Figure content listings:
——
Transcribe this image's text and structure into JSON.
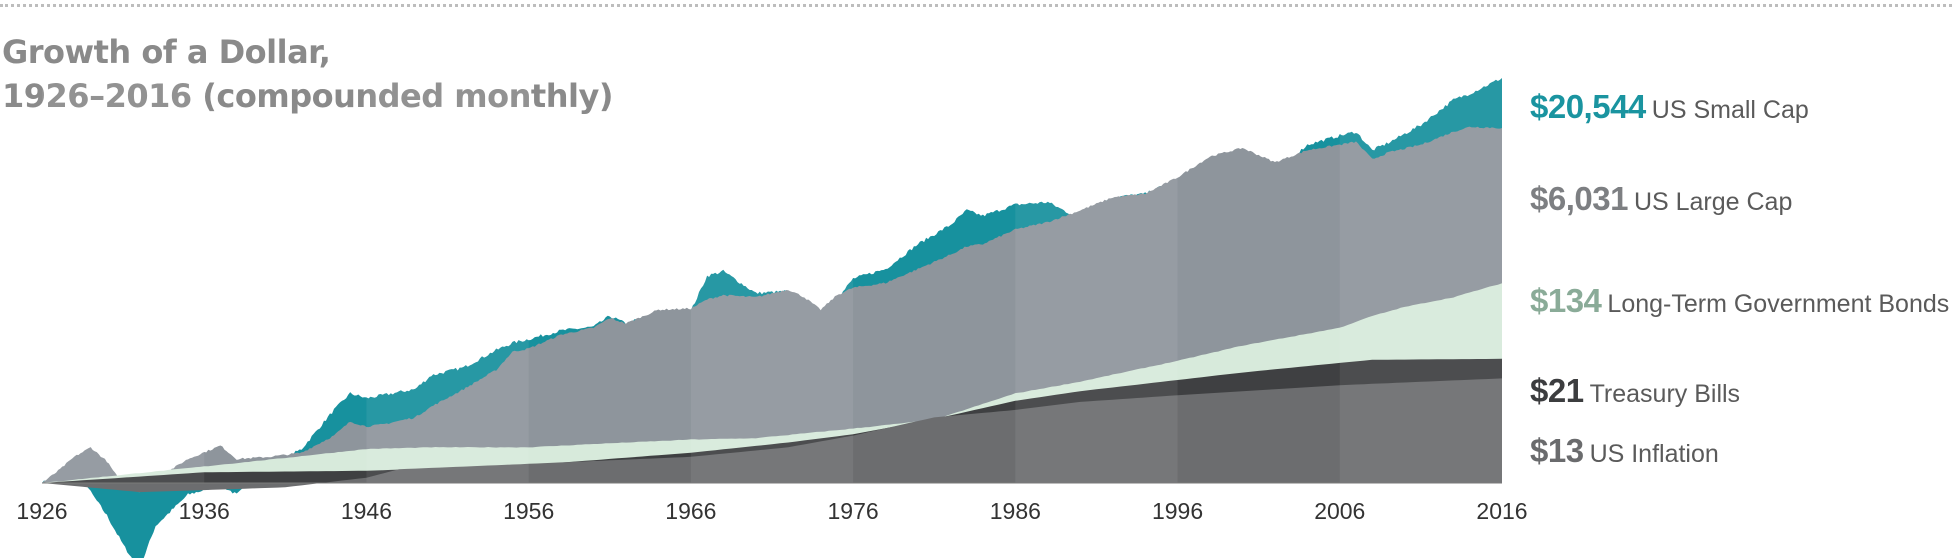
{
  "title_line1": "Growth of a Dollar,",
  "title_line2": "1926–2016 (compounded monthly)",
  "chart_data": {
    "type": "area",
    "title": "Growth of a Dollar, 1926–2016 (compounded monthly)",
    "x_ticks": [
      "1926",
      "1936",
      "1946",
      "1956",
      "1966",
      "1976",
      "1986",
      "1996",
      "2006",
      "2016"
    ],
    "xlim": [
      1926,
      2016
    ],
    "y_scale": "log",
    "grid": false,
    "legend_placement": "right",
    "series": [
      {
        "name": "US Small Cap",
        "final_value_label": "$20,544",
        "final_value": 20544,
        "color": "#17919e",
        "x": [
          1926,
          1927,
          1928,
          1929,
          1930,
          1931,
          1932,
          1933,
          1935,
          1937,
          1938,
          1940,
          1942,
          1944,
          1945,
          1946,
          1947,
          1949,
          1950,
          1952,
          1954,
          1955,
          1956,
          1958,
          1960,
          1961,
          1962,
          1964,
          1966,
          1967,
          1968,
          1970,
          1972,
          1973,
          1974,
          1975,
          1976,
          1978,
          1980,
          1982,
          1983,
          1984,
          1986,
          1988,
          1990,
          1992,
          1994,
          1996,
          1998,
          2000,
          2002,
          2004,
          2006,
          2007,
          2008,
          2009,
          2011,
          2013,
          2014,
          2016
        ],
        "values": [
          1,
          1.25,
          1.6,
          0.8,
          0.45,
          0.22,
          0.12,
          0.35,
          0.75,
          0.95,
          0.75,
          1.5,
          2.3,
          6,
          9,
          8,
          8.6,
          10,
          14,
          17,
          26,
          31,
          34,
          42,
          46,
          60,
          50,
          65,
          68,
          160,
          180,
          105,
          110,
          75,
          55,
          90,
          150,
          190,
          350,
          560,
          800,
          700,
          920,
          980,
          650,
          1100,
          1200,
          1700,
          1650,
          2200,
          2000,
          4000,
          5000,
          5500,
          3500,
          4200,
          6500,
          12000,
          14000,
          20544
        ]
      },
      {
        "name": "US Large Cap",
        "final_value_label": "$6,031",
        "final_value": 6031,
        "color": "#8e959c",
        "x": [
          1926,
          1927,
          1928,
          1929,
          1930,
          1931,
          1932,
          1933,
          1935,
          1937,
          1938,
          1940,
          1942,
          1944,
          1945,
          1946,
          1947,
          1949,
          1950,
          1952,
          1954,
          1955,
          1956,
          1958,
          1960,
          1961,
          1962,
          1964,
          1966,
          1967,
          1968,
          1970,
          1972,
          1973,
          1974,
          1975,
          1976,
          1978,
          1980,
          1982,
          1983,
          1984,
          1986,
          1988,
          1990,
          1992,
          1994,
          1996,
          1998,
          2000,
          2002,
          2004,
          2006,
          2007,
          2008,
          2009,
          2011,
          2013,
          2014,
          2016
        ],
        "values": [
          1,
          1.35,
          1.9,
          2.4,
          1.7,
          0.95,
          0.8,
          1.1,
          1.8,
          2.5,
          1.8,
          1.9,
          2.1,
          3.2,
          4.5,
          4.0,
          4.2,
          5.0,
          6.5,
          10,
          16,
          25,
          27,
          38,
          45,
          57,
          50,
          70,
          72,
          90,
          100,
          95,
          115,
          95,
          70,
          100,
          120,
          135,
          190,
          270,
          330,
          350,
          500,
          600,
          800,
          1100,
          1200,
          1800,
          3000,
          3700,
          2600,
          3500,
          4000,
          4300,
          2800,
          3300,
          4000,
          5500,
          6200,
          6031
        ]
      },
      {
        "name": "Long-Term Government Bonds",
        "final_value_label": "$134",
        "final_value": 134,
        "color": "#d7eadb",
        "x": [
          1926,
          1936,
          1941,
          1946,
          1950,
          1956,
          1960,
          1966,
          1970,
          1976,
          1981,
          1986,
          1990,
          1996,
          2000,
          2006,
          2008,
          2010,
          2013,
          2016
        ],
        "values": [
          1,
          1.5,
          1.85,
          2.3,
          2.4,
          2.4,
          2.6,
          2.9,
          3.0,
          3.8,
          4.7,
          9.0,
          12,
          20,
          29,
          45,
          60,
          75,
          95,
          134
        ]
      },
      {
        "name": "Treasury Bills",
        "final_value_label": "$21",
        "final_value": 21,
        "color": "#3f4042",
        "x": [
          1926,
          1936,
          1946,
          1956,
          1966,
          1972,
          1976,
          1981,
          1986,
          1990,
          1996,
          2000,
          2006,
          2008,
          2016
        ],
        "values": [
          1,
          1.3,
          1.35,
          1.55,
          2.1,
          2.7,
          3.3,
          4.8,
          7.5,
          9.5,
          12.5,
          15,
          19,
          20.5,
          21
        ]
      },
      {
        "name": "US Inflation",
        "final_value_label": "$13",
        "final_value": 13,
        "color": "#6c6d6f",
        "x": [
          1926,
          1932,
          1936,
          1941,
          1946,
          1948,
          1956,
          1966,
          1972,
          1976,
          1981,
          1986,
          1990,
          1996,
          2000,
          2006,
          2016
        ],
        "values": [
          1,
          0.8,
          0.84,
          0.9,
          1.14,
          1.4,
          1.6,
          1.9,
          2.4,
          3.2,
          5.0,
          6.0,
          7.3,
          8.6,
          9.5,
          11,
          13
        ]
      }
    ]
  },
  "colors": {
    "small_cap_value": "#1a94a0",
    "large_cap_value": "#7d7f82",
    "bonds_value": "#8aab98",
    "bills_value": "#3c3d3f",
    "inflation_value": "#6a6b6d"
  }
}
——
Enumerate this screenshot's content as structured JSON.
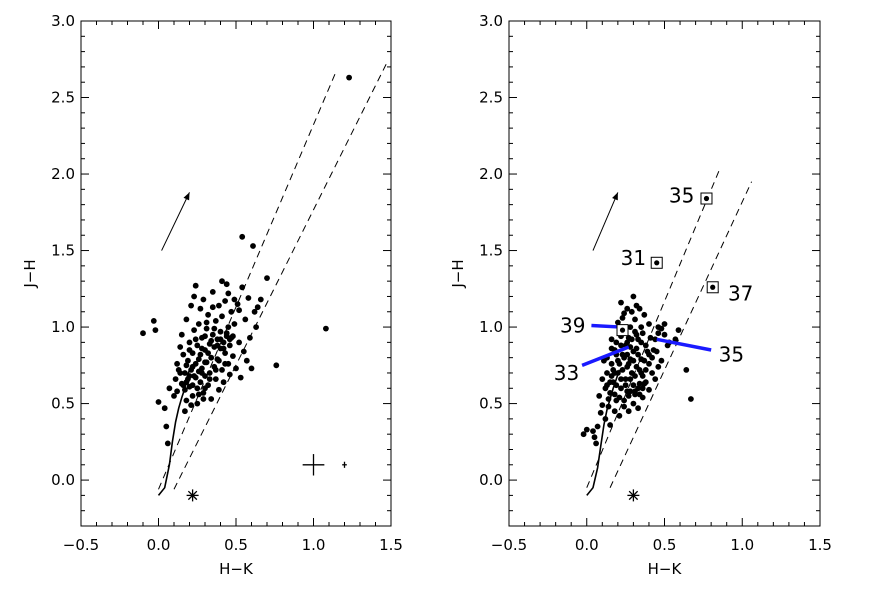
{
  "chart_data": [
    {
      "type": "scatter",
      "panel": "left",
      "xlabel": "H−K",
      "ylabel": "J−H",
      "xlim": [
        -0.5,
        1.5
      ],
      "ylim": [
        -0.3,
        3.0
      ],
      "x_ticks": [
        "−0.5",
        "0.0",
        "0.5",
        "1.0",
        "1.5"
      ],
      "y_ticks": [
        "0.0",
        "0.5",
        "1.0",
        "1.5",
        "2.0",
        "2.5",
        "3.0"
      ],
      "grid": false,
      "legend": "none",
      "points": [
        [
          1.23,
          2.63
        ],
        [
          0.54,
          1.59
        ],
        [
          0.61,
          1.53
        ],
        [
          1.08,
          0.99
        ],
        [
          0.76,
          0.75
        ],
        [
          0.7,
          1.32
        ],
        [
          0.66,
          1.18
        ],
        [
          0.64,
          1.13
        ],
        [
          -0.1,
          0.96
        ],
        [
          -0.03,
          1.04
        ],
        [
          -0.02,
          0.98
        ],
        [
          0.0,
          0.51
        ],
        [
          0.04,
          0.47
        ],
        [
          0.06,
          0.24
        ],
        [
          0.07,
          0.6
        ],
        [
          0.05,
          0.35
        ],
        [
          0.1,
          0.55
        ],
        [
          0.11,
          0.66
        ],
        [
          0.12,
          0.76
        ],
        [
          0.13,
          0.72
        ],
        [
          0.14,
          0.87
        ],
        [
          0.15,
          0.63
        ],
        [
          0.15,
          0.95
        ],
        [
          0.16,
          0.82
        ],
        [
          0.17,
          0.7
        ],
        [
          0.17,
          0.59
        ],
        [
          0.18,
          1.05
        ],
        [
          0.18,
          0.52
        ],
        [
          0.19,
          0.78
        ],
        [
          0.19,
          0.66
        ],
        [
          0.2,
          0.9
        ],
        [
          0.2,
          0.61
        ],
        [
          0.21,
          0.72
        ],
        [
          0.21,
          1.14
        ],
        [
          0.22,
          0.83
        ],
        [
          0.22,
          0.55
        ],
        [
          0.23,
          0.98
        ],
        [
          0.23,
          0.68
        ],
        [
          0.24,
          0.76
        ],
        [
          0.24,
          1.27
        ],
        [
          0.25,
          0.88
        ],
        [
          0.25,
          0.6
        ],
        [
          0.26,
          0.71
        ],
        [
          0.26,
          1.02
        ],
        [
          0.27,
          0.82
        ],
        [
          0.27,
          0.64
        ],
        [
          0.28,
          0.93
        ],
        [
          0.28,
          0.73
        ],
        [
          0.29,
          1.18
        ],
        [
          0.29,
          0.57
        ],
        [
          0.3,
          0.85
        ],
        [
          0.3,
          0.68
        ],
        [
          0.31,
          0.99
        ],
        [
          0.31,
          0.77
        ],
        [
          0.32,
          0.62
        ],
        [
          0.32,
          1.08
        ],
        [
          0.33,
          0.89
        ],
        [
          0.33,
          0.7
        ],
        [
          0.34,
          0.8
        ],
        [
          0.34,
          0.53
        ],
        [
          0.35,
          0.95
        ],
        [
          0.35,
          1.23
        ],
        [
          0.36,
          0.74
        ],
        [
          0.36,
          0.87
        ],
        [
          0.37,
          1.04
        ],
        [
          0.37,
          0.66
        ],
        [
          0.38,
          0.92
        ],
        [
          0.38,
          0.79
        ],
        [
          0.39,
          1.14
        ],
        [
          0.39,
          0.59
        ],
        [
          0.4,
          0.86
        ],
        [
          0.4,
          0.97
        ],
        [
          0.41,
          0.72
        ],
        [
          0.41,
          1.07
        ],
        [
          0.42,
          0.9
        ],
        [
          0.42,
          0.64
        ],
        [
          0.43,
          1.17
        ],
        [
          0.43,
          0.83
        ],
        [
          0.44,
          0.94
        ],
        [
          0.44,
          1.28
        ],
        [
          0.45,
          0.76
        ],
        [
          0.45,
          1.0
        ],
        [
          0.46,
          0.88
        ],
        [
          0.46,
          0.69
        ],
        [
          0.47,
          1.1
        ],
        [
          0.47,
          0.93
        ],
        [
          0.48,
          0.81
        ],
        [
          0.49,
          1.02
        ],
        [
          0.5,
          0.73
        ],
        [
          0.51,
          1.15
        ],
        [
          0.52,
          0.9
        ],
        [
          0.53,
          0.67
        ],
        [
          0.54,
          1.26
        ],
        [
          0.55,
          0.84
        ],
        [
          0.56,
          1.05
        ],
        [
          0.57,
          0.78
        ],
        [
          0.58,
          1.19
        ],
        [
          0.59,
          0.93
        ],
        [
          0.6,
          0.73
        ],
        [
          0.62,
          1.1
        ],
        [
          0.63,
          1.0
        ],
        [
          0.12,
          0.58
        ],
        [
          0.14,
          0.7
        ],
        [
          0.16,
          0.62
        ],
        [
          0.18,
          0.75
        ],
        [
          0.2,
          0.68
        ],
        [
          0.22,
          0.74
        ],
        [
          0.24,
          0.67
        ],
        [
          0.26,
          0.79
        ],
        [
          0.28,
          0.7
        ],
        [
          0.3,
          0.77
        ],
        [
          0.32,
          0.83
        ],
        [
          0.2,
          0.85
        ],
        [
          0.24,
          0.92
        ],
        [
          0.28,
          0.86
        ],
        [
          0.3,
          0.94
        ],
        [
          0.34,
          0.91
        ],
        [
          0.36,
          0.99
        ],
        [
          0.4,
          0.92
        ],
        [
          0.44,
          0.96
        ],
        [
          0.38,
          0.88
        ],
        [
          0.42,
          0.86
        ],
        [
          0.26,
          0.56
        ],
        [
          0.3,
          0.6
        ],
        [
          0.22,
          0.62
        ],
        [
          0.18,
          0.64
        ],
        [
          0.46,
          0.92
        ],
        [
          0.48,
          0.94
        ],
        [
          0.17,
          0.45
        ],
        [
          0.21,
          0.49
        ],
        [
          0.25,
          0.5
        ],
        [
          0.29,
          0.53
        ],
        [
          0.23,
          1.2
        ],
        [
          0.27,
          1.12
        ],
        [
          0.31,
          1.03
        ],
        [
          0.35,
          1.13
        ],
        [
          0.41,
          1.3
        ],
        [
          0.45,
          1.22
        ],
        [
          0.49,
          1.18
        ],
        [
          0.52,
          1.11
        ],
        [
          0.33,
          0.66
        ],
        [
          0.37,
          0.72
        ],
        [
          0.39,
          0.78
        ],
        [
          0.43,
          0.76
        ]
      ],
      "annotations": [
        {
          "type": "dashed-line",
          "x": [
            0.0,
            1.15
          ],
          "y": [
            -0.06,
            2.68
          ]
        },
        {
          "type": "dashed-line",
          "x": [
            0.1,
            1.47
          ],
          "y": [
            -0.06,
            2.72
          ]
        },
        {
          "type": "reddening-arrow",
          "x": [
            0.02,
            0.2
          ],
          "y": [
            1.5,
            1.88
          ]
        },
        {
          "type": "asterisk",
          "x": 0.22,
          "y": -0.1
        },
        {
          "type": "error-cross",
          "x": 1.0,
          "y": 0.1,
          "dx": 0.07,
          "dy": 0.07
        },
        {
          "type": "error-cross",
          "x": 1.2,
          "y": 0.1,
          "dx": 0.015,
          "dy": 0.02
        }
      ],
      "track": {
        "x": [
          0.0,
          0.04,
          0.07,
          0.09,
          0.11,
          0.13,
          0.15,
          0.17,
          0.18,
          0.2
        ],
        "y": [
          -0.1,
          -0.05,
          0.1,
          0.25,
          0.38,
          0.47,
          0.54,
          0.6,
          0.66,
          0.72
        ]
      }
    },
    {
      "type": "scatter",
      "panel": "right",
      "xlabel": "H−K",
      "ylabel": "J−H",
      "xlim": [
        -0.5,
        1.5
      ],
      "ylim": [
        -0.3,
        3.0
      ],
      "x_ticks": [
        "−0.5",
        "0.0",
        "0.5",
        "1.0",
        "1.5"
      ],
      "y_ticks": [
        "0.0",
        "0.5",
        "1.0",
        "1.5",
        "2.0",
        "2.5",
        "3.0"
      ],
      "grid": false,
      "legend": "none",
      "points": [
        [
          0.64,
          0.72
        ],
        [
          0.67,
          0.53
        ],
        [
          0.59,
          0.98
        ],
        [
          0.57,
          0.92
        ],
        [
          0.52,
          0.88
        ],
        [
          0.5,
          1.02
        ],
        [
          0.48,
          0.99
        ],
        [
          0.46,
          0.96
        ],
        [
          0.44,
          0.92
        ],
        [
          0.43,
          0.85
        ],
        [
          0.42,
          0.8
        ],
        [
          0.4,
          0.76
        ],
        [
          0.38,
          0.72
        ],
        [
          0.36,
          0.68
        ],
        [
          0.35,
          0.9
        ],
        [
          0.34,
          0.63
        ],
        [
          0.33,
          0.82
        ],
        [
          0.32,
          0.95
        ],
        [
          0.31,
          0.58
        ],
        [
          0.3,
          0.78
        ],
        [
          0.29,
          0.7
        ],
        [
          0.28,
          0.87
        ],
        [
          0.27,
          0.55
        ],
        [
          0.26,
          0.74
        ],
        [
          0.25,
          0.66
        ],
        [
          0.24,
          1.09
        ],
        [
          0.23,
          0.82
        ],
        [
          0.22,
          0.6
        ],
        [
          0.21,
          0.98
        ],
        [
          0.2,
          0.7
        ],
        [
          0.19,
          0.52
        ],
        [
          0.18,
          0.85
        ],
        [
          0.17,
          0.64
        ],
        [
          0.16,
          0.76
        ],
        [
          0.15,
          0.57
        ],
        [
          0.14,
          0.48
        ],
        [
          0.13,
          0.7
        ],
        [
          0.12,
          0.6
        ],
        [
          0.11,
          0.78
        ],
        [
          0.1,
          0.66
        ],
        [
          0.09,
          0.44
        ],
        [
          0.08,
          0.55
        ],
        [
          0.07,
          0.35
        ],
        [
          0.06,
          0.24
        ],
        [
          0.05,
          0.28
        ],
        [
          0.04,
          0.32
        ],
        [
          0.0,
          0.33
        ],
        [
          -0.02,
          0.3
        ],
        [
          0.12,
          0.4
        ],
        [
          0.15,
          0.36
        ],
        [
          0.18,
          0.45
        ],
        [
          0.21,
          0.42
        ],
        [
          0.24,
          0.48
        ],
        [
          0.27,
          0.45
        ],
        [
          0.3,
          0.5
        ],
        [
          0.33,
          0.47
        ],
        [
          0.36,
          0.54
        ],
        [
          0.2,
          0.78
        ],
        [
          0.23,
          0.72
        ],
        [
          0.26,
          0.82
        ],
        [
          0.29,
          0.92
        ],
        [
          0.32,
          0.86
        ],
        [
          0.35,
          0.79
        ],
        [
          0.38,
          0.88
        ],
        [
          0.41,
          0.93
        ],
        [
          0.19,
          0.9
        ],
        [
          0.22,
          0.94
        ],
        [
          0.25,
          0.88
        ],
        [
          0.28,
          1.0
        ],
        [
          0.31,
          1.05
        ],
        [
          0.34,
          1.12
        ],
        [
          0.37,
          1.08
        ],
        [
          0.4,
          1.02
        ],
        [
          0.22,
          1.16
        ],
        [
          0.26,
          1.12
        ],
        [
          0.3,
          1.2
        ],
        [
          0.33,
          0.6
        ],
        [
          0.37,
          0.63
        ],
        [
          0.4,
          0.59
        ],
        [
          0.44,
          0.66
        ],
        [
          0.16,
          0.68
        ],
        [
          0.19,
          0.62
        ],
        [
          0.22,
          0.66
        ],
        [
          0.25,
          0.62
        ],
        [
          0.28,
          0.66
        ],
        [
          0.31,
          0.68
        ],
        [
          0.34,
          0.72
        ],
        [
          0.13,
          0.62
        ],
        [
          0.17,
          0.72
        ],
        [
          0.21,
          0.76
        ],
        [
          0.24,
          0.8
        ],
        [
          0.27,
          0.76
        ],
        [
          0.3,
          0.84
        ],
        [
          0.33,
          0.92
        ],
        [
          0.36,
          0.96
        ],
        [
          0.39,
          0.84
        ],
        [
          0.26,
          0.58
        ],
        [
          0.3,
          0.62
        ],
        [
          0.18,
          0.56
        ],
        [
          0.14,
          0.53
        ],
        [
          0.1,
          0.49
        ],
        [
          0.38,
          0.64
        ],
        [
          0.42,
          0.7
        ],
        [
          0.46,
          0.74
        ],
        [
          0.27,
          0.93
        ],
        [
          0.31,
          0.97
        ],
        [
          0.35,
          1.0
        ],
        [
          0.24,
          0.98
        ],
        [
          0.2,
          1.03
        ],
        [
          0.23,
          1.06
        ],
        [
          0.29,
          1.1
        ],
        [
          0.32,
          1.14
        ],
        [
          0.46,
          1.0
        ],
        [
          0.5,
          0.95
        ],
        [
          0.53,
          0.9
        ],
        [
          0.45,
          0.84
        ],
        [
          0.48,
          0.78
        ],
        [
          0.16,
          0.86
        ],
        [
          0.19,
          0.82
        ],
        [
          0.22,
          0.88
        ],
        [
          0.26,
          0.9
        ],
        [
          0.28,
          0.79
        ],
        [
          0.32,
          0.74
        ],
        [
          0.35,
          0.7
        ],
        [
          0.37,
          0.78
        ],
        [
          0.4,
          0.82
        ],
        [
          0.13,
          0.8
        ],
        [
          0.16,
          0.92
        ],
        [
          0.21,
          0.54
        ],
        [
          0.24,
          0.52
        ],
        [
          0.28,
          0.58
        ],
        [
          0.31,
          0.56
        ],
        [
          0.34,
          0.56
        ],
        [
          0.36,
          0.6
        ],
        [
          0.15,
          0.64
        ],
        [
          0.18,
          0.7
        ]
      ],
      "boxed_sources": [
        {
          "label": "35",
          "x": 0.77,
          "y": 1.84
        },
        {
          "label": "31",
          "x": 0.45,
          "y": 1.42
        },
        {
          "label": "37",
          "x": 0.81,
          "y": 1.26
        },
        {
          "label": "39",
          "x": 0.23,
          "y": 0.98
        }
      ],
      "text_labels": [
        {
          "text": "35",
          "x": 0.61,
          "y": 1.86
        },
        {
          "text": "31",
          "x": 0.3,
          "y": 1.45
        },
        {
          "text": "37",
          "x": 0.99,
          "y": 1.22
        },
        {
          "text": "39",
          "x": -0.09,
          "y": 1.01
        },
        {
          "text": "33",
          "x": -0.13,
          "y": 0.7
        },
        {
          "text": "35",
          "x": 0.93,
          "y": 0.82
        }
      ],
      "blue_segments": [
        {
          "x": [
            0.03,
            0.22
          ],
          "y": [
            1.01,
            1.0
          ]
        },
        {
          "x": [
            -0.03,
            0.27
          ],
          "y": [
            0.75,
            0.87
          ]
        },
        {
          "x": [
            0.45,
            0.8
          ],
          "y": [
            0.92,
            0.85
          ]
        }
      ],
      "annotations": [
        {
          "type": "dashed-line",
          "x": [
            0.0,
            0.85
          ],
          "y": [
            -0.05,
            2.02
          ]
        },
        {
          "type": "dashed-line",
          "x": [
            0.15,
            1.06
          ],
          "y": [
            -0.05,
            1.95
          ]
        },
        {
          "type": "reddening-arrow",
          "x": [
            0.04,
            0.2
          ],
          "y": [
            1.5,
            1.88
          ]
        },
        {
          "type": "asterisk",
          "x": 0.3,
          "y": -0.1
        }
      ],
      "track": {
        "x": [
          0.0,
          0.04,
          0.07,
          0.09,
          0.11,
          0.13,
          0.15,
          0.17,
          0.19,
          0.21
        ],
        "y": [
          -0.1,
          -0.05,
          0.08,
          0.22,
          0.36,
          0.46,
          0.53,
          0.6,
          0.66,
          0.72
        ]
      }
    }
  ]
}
——
Exercise description: Go through the preceding material and copy each line that has the word "compounded".

Task answer:
  "title_line2": "1926–2016 (compounded monthly)",
    "title": "Growth of a Dollar, 1926–2016 (compounded monthly)",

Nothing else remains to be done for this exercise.